WHAT NEEDS TO BE DONE
Return all lines below containing the word "Point".

Stored data entries:
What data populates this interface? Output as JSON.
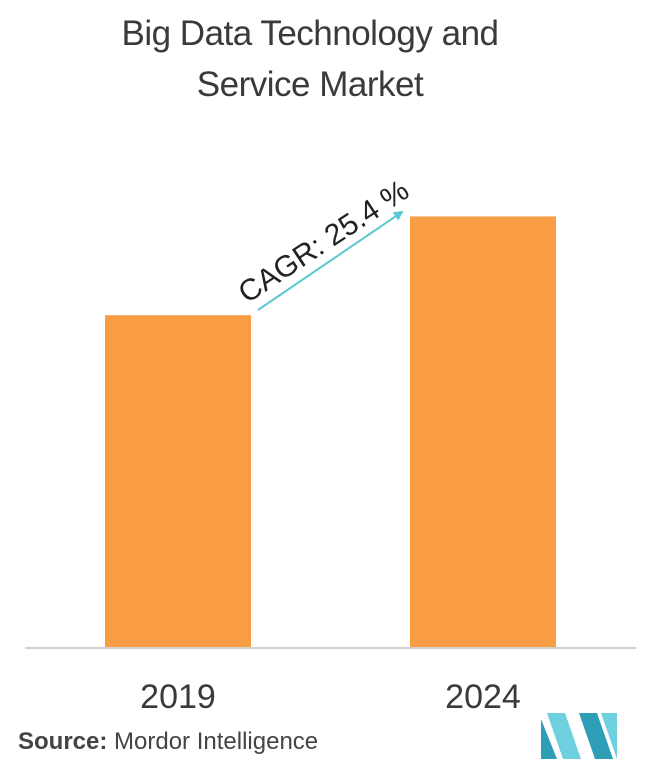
{
  "chart_data": {
    "type": "bar",
    "title_lines": [
      "Big Data Technology and",
      "Service Market"
    ],
    "categories": [
      "2019",
      "2024"
    ],
    "values": [
      64,
      83
    ],
    "ylim": [
      0,
      100
    ],
    "xlabel": "",
    "ylabel": "",
    "grid": false,
    "bar_color": "#F99D45",
    "annotation": {
      "text": "CAGR: 25.4 %",
      "arrow_color": "#5BC8D3"
    }
  },
  "source": {
    "label": "Source:",
    "text": "Mordor Intelligence"
  },
  "logo": {
    "icon": "mordor-intelligence-logo-icon",
    "colors": [
      "#2E9EB7",
      "#6FD0DF"
    ]
  }
}
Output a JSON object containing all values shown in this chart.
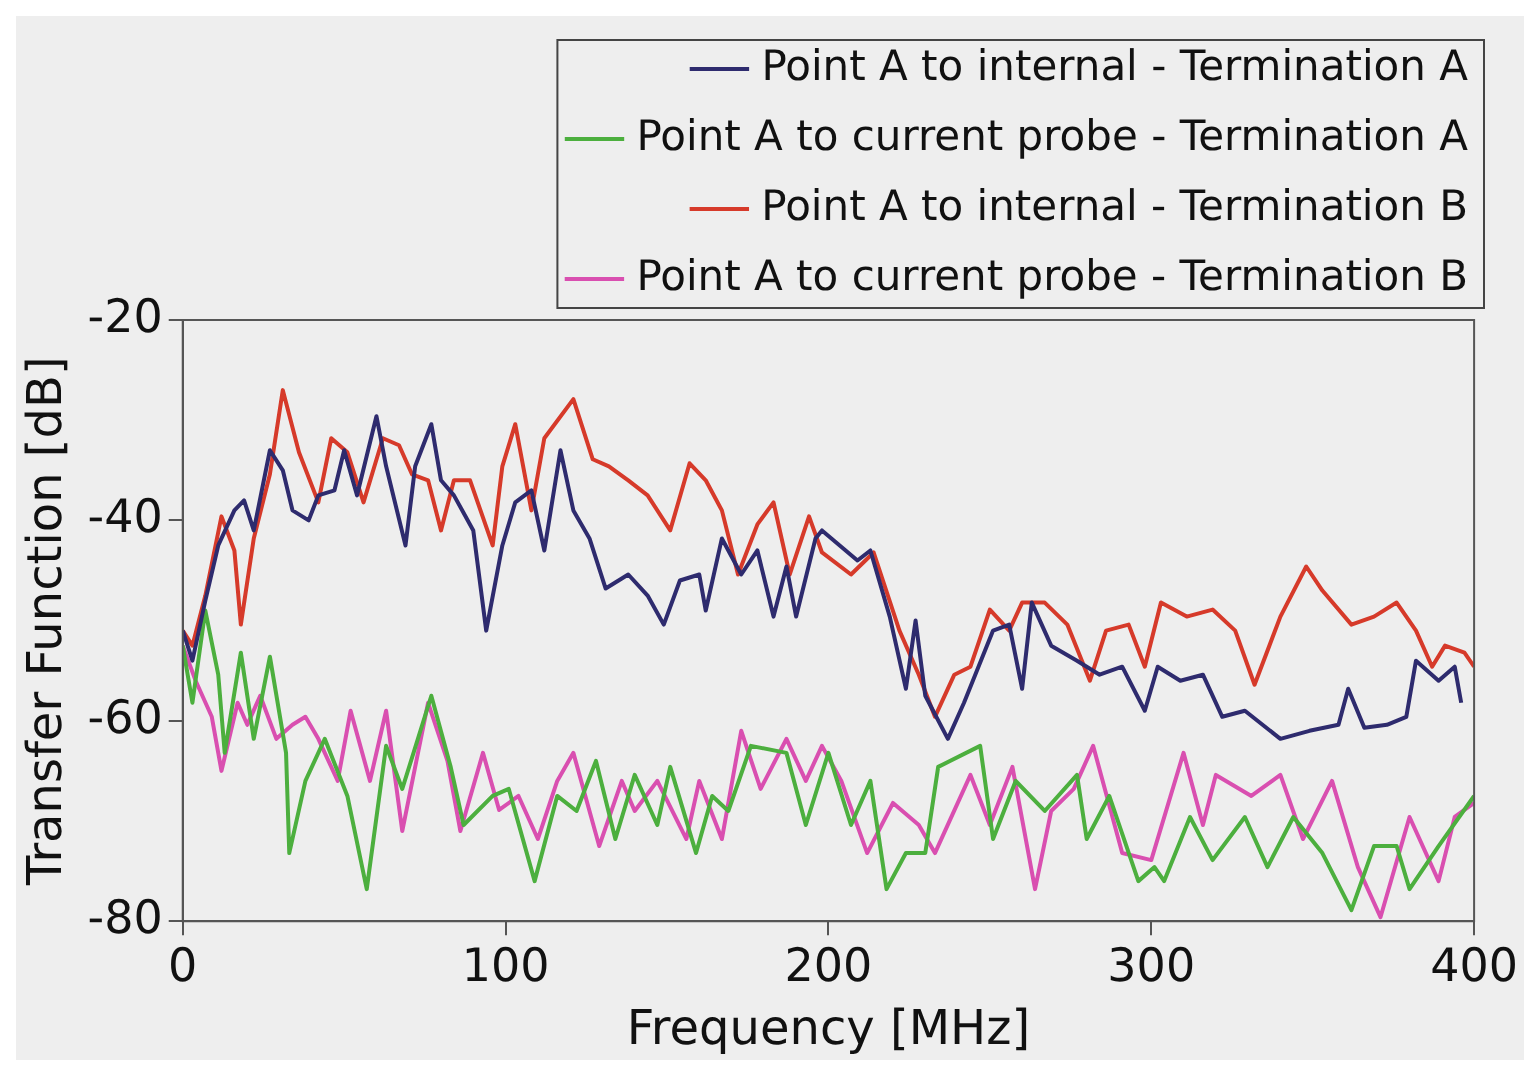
{
  "chart_data": {
    "type": "line",
    "xlabel": "Frequency [MHz]",
    "ylabel": "Transfer Function [dB]",
    "xlim": [
      0,
      400
    ],
    "xticks": [
      0,
      100,
      200,
      300,
      400
    ],
    "ylim": [
      -80,
      -20
    ],
    "yticks": [
      -80,
      -60,
      -40,
      -20
    ],
    "grid": false,
    "legend": "top right",
    "marker": "none",
    "line_style": "solid",
    "series": [
      {
        "name": "Point A to internal - Termination A",
        "color": "#2e2b6e",
        "x": [
          0,
          3,
          7,
          11,
          16,
          19,
          22,
          27,
          31,
          34,
          39,
          42,
          47,
          50,
          54,
          60,
          63,
          69,
          72,
          77,
          80,
          84,
          90,
          94,
          99,
          103,
          108,
          112,
          117,
          121,
          126,
          131,
          138,
          144,
          149,
          154,
          160,
          162,
          167,
          173,
          178,
          183,
          187,
          190,
          196,
          198,
          209,
          213,
          219,
          224,
          227,
          230,
          237,
          242,
          251,
          256,
          260,
          263,
          269,
          277,
          284,
          291,
          298,
          302,
          309,
          316,
          322,
          329,
          340,
          349,
          358,
          361,
          366,
          373,
          379,
          382,
          389,
          394,
          396
        ],
        "values": [
          -51,
          -54,
          -48,
          -42.5,
          -39,
          -38,
          -41,
          -33,
          -35,
          -39,
          -40,
          -37.5,
          -37,
          -33,
          -37.5,
          -29.6,
          -34.6,
          -42.5,
          -34.6,
          -30.4,
          -36,
          -37.5,
          -41,
          -51,
          -42.5,
          -38.2,
          -37,
          -43,
          -33,
          -39,
          -41.8,
          -46.8,
          -45.4,
          -47.5,
          -50.4,
          -46,
          -45.4,
          -49,
          -41.8,
          -45.4,
          -43,
          -49.6,
          -44.6,
          -49.6,
          -41.8,
          -41,
          -44,
          -43,
          -49.6,
          -56.8,
          -50,
          -57.5,
          -61.8,
          -58.2,
          -51,
          -50.4,
          -56.8,
          -48.2,
          -52.5,
          -54,
          -55.4,
          -54.6,
          -59,
          -54.6,
          -56,
          -55.4,
          -59.6,
          -59,
          -61.8,
          -61,
          -60.4,
          -56.8,
          -60.7,
          -60.4,
          -59.6,
          -54,
          -56,
          -54.6,
          -58.2
        ]
      },
      {
        "name": "Point A to current probe - Termination A",
        "color": "#4caf3e",
        "x": [
          0,
          3,
          7,
          11,
          13,
          18,
          22,
          27,
          32,
          33,
          38,
          44,
          51,
          57,
          63,
          68,
          77,
          83,
          87,
          96,
          101,
          109,
          116,
          122,
          128,
          134,
          140,
          147,
          151,
          159,
          164,
          169,
          176,
          187,
          193,
          200,
          207,
          213,
          218,
          224,
          230,
          234,
          247,
          251,
          258,
          267,
          277,
          280,
          287,
          296,
          301,
          304,
          312,
          319,
          329,
          336,
          344,
          353,
          362,
          369,
          376,
          380,
          389,
          400
        ],
        "values": [
          -52.5,
          -58.2,
          -49,
          -55.4,
          -63.2,
          -53.2,
          -61.8,
          -53.6,
          -63.2,
          -73.2,
          -66,
          -61.8,
          -67.5,
          -76.8,
          -62.5,
          -66.8,
          -57.5,
          -64.6,
          -70.4,
          -67.5,
          -66.8,
          -76,
          -67.5,
          -69,
          -64,
          -71.8,
          -65.4,
          -70.4,
          -64.6,
          -73.2,
          -67.5,
          -69,
          -62.5,
          -63.2,
          -70.4,
          -63.2,
          -70.4,
          -66,
          -76.8,
          -73.2,
          -73.2,
          -64.6,
          -62.5,
          -71.8,
          -66,
          -69,
          -65.4,
          -71.8,
          -67.5,
          -76,
          -74.6,
          -76,
          -69.6,
          -73.9,
          -69.6,
          -74.6,
          -69.6,
          -73.2,
          -78.9,
          -72.5,
          -72.5,
          -76.8,
          -72.5,
          -67.5
        ]
      },
      {
        "name": "Point A to internal - Termination B",
        "color": "#d63a2a",
        "x": [
          0,
          3,
          7,
          12,
          16,
          18,
          22,
          27,
          31,
          36,
          42,
          46,
          51,
          56,
          62,
          67,
          71,
          76,
          80,
          84,
          89,
          96,
          99,
          103,
          108,
          112,
          121,
          127,
          132,
          138,
          144,
          151,
          157,
          162,
          167,
          172,
          178,
          183,
          188,
          194,
          198,
          207,
          214,
          222,
          228,
          233,
          239,
          244,
          250,
          256,
          260,
          267,
          274,
          281,
          286,
          293,
          298,
          303,
          311,
          319,
          326,
          332,
          340,
          348,
          353,
          362,
          369,
          376,
          382,
          387,
          391,
          397,
          400
        ],
        "values": [
          -51,
          -52.5,
          -47.5,
          -39.6,
          -43,
          -50.4,
          -41.8,
          -35.4,
          -27,
          -33.2,
          -38.2,
          -31.8,
          -33.2,
          -38.2,
          -31.8,
          -32.5,
          -35.4,
          -36,
          -41,
          -36,
          -36,
          -42.5,
          -34.6,
          -30.4,
          -39,
          -31.8,
          -27.9,
          -33.9,
          -34.6,
          -36,
          -37.5,
          -41,
          -34.3,
          -36,
          -39,
          -45.4,
          -40.4,
          -38.2,
          -45.4,
          -39.6,
          -43.2,
          -45.4,
          -43.2,
          -51,
          -55.4,
          -59.6,
          -55.4,
          -54.6,
          -48.9,
          -51,
          -48.2,
          -48.2,
          -50.4,
          -56,
          -51,
          -50.4,
          -54.6,
          -48.2,
          -49.6,
          -48.9,
          -51,
          -56.4,
          -49.6,
          -44.6,
          -47,
          -50.4,
          -49.6,
          -48.2,
          -51,
          -54.6,
          -52.5,
          -53.2,
          -54.6
        ]
      },
      {
        "name": "Point A to current probe - Termination B",
        "color": "#d94fb0",
        "x": [
          0,
          4,
          9,
          12,
          17,
          20,
          24,
          29,
          34,
          38,
          42,
          48,
          52,
          58,
          63,
          68,
          76,
          82,
          86,
          93,
          98,
          104,
          110,
          116,
          121,
          129,
          136,
          140,
          147,
          156,
          160,
          167,
          173,
          179,
          187,
          193,
          198,
          204,
          212,
          220,
          228,
          233,
          244,
          250,
          257,
          264,
          269,
          276,
          282,
          291,
          300,
          310,
          316,
          320,
          331,
          340,
          347,
          356,
          364,
          371,
          380,
          389,
          394,
          400
        ],
        "values": [
          -52.5,
          -56,
          -59.6,
          -65,
          -58.2,
          -60.4,
          -57.5,
          -61.8,
          -60.4,
          -59.6,
          -61.8,
          -66,
          -59,
          -66,
          -59,
          -71,
          -58.2,
          -64,
          -71,
          -63.2,
          -68.9,
          -67.5,
          -71.8,
          -66,
          -63.2,
          -72.5,
          -66,
          -69,
          -66,
          -71.8,
          -66,
          -71.8,
          -61,
          -66.8,
          -61.8,
          -66,
          -62.5,
          -66,
          -73.2,
          -68.2,
          -70.4,
          -73.2,
          -65.4,
          -70.4,
          -64.6,
          -76.8,
          -69,
          -66.8,
          -62.5,
          -73.2,
          -73.9,
          -63.2,
          -70.4,
          -65.4,
          -67.5,
          -65.4,
          -71.8,
          -66,
          -74.6,
          -79.6,
          -69.6,
          -76,
          -69.6,
          -68.2
        ]
      }
    ]
  }
}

PROBLEM SOLUTION
        "name": "Point A to internal - Termination A",
        "name": "Point A to current probe - Termination A",
        "name": "Point A to internal - Termination B",
        "name": "Point A to current probe - Termination B",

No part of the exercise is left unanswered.